Please duplicate every line in the items below exactly as they appear, leaving out the pictures.

● **LISTING**:
■ ■ ■ ■ ■ ■ ■

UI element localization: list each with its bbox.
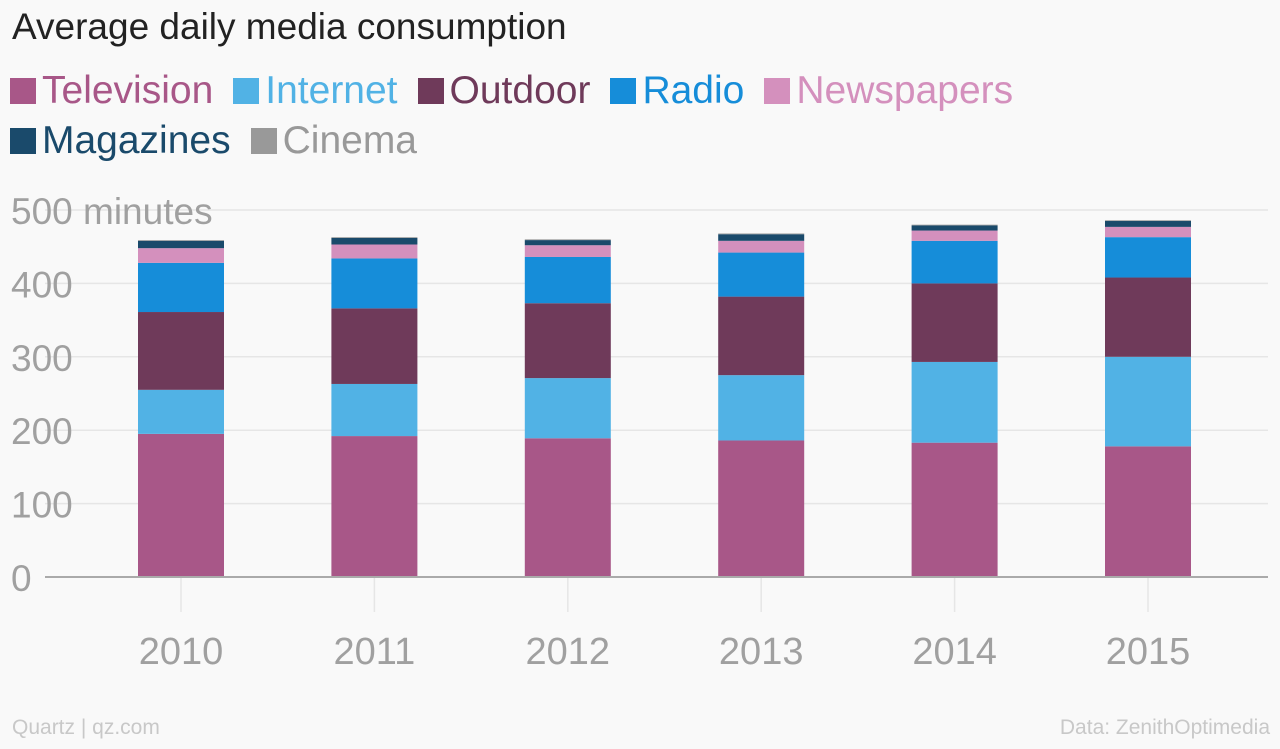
bar-internet-2015 xyxy=(1105,356,1191,447)
legend-item-magazines: Magazines xyxy=(10,116,231,166)
bar-television-2010 xyxy=(138,433,224,577)
legend-label: Cinema xyxy=(282,119,417,162)
bar-newspapers-2011 xyxy=(331,244,418,259)
bar-magazines-2014 xyxy=(911,225,998,231)
bar-radio-2014 xyxy=(911,240,998,284)
bar-television-2014 xyxy=(911,442,998,577)
legend-label: Internet xyxy=(265,69,398,112)
y-tick-label: 200 xyxy=(11,411,73,452)
legend-swatch xyxy=(250,128,277,154)
bar-cinema-2013 xyxy=(718,233,805,235)
bar-newspapers-2014 xyxy=(911,230,998,241)
legend-item-internet: Internet xyxy=(233,66,398,116)
bar-cinema-2011 xyxy=(331,237,418,238)
bar-television-2013 xyxy=(718,440,805,577)
legend-swatch xyxy=(10,78,36,104)
bar-magazines-2010 xyxy=(138,240,224,249)
bar-outdoor-2013 xyxy=(718,296,805,376)
legend-swatch xyxy=(610,78,637,104)
bar-outdoor-2011 xyxy=(331,308,418,384)
y-tick-label: 400 xyxy=(11,264,73,305)
bar-radio-2013 xyxy=(718,252,805,297)
x-tick-label: 2015 xyxy=(1106,631,1191,673)
bar-internet-2012 xyxy=(524,378,611,439)
legend-swatch xyxy=(233,78,260,104)
chart-title: Average daily media consumption xyxy=(12,6,567,47)
bar-radio-2012 xyxy=(524,256,611,304)
bar-internet-2011 xyxy=(331,383,418,437)
bar-newspapers-2012 xyxy=(524,245,611,257)
bar-radio-2010 xyxy=(138,262,224,313)
chart-legend: Television Internet Outdoor Radio Newspapers… xyxy=(10,66,1210,166)
bar-television-2015 xyxy=(1105,446,1191,577)
x-tick-label: 2012 xyxy=(526,631,611,673)
bar-outdoor-2012 xyxy=(524,303,611,379)
legend-item-television: Television xyxy=(10,66,213,116)
bar-cinema-2014 xyxy=(911,224,998,226)
bar-magazines-2015 xyxy=(1105,221,1191,227)
bar-radio-2015 xyxy=(1105,237,1191,278)
bar-television-2011 xyxy=(331,436,418,577)
x-tick-label: 2013 xyxy=(719,631,804,673)
legend-item-radio: Radio xyxy=(610,66,744,116)
legend-label: Television xyxy=(42,69,214,112)
legend-item-outdoor: Outdoor xyxy=(417,66,591,116)
x-tick-label: 2010 xyxy=(139,631,224,673)
bar-cinema-2010 xyxy=(138,240,224,241)
bar-outdoor-2010 xyxy=(138,312,224,390)
bar-outdoor-2014 xyxy=(911,283,998,362)
y-tick-label: 0 xyxy=(11,558,32,599)
bar-newspapers-2015 xyxy=(1105,226,1191,238)
legend-label: Newspapers xyxy=(796,69,1014,112)
legend-item-newspapers: Newspapers xyxy=(764,66,1013,116)
bar-cinema-2015 xyxy=(1105,220,1191,222)
footer-source: Data: ZenithOptimedia xyxy=(1059,716,1270,739)
bar-internet-2014 xyxy=(911,361,998,443)
y-tick-label: 100 xyxy=(11,485,73,526)
legend-label: Magazines xyxy=(42,119,231,162)
bar-radio-2011 xyxy=(331,258,418,309)
bar-cinema-2012 xyxy=(524,239,611,241)
bar-internet-2010 xyxy=(138,389,224,434)
bar-magazines-2012 xyxy=(524,240,611,246)
bar-television-2012 xyxy=(524,438,611,577)
x-tick-label: 2014 xyxy=(912,631,997,673)
bar-magazines-2013 xyxy=(718,234,805,241)
legend-swatch xyxy=(764,78,791,104)
legend-item-cinema: Cinema xyxy=(250,116,417,166)
footer-credit: Quartz | qz.com xyxy=(12,716,160,739)
bar-newspapers-2010 xyxy=(138,248,224,263)
y-tick-label: 300 xyxy=(11,338,73,379)
bar-magazines-2011 xyxy=(331,237,418,245)
legend-swatch xyxy=(417,78,444,104)
legend-label: Outdoor xyxy=(449,69,591,112)
legend-swatch xyxy=(10,128,36,154)
y-tick-label: 500 minutes xyxy=(11,191,213,232)
bar-outdoor-2015 xyxy=(1105,277,1191,357)
x-tick-label: 2011 xyxy=(334,631,416,673)
bar-newspapers-2013 xyxy=(718,240,805,253)
legend-label: Radio xyxy=(642,69,745,112)
bar-internet-2013 xyxy=(718,375,805,441)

■ ■ ■ ■ ■ ■ ■

● **SOLUTION BELOW**:
UI element localization: list each with its bbox.
bar-internet-2015 xyxy=(1105,356,1191,447)
legend-item-magazines: Magazines xyxy=(10,116,231,166)
bar-television-2010 xyxy=(138,433,224,577)
legend-label: Cinema xyxy=(282,119,417,162)
bar-newspapers-2011 xyxy=(331,244,418,259)
bar-magazines-2014 xyxy=(911,225,998,231)
bar-radio-2014 xyxy=(911,240,998,284)
bar-television-2014 xyxy=(911,442,998,577)
legend-label: Internet xyxy=(265,69,398,112)
y-tick-label: 200 xyxy=(11,411,73,452)
legend-swatch xyxy=(250,128,277,154)
bar-cinema-2013 xyxy=(718,233,805,235)
bar-newspapers-2014 xyxy=(911,230,998,241)
legend-item-internet: Internet xyxy=(233,66,398,116)
bar-cinema-2011 xyxy=(331,237,418,238)
bar-television-2013 xyxy=(718,440,805,577)
legend-swatch xyxy=(10,78,36,104)
bar-magazines-2010 xyxy=(138,240,224,249)
bar-outdoor-2013 xyxy=(718,296,805,376)
legend-swatch xyxy=(610,78,637,104)
bar-outdoor-2011 xyxy=(331,308,418,384)
y-tick-label: 400 xyxy=(11,264,73,305)
bar-radio-2013 xyxy=(718,252,805,297)
x-tick-label: 2015 xyxy=(1106,631,1191,673)
bar-internet-2012 xyxy=(524,378,611,439)
legend-swatch xyxy=(233,78,260,104)
chart-title: Average daily media consumption xyxy=(12,6,567,47)
bar-radio-2012 xyxy=(524,256,611,304)
bar-internet-2011 xyxy=(331,383,418,437)
bar-newspapers-2012 xyxy=(524,245,611,257)
bar-radio-2010 xyxy=(138,262,224,313)
chart-legend: Television Internet Outdoor Radio Newspapers… xyxy=(10,66,1210,166)
bar-television-2015 xyxy=(1105,446,1191,577)
x-tick-label: 2012 xyxy=(526,631,611,673)
bar-outdoor-2012 xyxy=(524,303,611,379)
legend-item-television: Television xyxy=(10,66,213,116)
bar-cinema-2014 xyxy=(911,224,998,226)
bar-magazines-2015 xyxy=(1105,221,1191,227)
bar-radio-2015 xyxy=(1105,237,1191,278)
bar-television-2011 xyxy=(331,436,418,577)
x-tick-label: 2013 xyxy=(719,631,804,673)
legend-item-radio: Radio xyxy=(610,66,744,116)
legend-label: Television xyxy=(42,69,214,112)
legend-item-outdoor: Outdoor xyxy=(417,66,591,116)
x-tick-label: 2010 xyxy=(139,631,224,673)
bar-cinema-2010 xyxy=(138,240,224,241)
bar-outdoor-2010 xyxy=(138,312,224,390)
bar-outdoor-2014 xyxy=(911,283,998,362)
y-tick-label: 0 xyxy=(11,558,32,599)
bar-newspapers-2015 xyxy=(1105,226,1191,238)
legend-label: Newspapers xyxy=(796,69,1014,112)
legend-item-newspapers: Newspapers xyxy=(764,66,1013,116)
bar-cinema-2015 xyxy=(1105,220,1191,222)
footer-source: Data: ZenithOptimedia xyxy=(1059,716,1270,739)
bar-internet-2014 xyxy=(911,361,998,443)
y-tick-label: 100 xyxy=(11,485,73,526)
legend-label: Magazines xyxy=(42,119,231,162)
bar-radio-2011 xyxy=(331,258,418,309)
bar-cinema-2012 xyxy=(524,239,611,241)
bar-internet-2010 xyxy=(138,389,224,434)
bar-magazines-2012 xyxy=(524,240,611,246)
bar-television-2012 xyxy=(524,438,611,577)
x-tick-label: 2014 xyxy=(912,631,997,673)
bar-magazines-2013 xyxy=(718,234,805,241)
legend-swatch xyxy=(764,78,791,104)
legend-item-cinema: Cinema xyxy=(250,116,417,166)
footer-credit: Quartz | qz.com xyxy=(12,716,160,739)
bar-newspapers-2010 xyxy=(138,248,224,263)
y-tick-label: 300 xyxy=(11,338,73,379)
bar-magazines-2011 xyxy=(331,237,418,245)
legend-swatch xyxy=(417,78,444,104)
legend-label: Outdoor xyxy=(449,69,591,112)
legend-swatch xyxy=(10,128,36,154)
y-tick-label: 500 minutes xyxy=(11,191,213,232)
bar-outdoor-2015 xyxy=(1105,277,1191,357)
x-tick-label: 2011 xyxy=(334,631,416,673)
bar-newspapers-2013 xyxy=(718,240,805,253)
legend-label: Radio xyxy=(642,69,745,112)
bar-internet-2013 xyxy=(718,375,805,441)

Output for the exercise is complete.